DATASET |

--- START ---

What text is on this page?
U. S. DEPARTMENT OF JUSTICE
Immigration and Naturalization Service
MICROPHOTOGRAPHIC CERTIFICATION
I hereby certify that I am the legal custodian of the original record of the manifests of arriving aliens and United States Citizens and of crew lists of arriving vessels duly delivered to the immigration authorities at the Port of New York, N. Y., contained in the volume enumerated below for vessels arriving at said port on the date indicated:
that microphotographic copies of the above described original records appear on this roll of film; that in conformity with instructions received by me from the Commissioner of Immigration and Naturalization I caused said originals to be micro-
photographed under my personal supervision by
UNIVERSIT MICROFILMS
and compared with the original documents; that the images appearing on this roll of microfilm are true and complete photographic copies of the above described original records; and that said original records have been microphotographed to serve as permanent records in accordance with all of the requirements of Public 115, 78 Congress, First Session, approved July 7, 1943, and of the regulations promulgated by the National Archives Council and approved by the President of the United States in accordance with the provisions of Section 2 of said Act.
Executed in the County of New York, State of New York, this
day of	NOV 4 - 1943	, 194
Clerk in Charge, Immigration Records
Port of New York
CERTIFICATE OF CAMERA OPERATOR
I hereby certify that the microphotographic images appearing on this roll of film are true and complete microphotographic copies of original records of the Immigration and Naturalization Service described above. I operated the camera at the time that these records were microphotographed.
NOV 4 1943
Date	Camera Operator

--- END ---
--- START ---

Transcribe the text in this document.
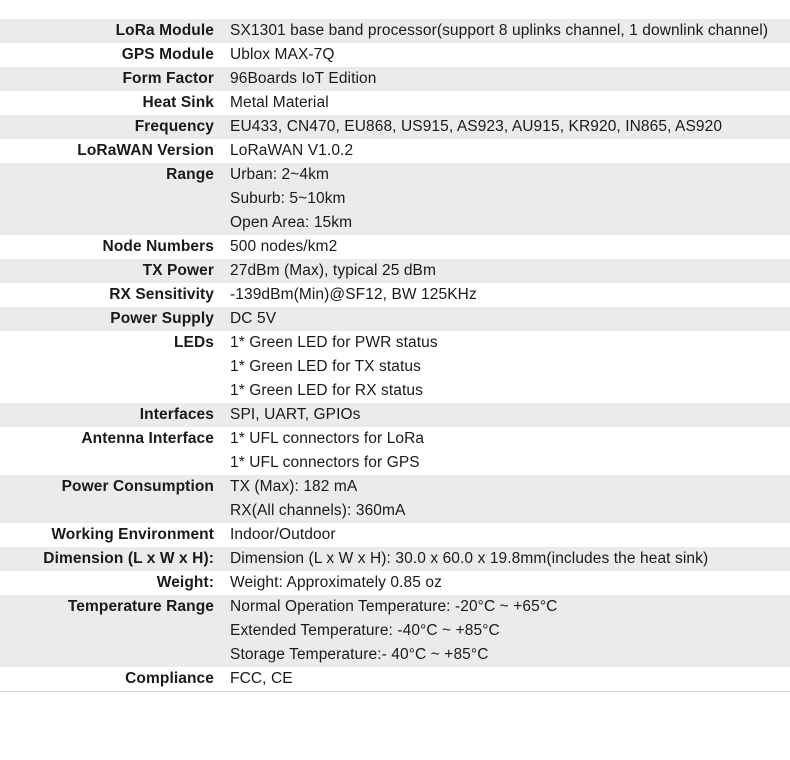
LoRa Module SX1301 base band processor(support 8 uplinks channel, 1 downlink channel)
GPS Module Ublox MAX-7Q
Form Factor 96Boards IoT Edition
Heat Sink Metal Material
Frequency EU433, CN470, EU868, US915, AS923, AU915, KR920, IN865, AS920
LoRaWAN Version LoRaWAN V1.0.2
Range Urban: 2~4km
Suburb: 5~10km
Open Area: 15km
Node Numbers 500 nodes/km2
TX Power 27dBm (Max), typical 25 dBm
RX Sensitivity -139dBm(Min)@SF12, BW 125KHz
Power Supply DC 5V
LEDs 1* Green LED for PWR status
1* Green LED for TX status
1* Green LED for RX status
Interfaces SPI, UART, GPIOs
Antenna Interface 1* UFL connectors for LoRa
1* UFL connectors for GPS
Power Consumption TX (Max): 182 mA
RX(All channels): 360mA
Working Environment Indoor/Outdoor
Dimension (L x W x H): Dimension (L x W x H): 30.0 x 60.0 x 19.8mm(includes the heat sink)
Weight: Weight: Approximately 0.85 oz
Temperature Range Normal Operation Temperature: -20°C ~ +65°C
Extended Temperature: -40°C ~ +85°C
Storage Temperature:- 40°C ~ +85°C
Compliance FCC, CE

--- END ---

WHAT TO DO |
From the records above, pull out every line containing the word "described".

TASK ANSWER |
that microphotographic copies of the above described original records appear on this roll of film; that in conformity with instructions received by me from the Commissioner of Immigration and Naturalization I caused said originals to be micro-
and compared with the original documents; that the images appearing on this roll of microfilm are true and complete photographic copies of the above described original records; and that said original records have been microphotographed to serve as permanent records in accordance with all of the requirements of Public 115, 78 Congress, First Session, approved July 7, 1943, and of the regulations promulgated by the National Archives Council and approved by the President of the United States in accordance with the provisions of Section 2 of said Act.
I hereby certify that the microphotographic images appearing on this roll of film are true and complete microphotographic copies of original records of the Immigration and Naturalization Service described above. I operated the camera at the time that these records were microphotographed.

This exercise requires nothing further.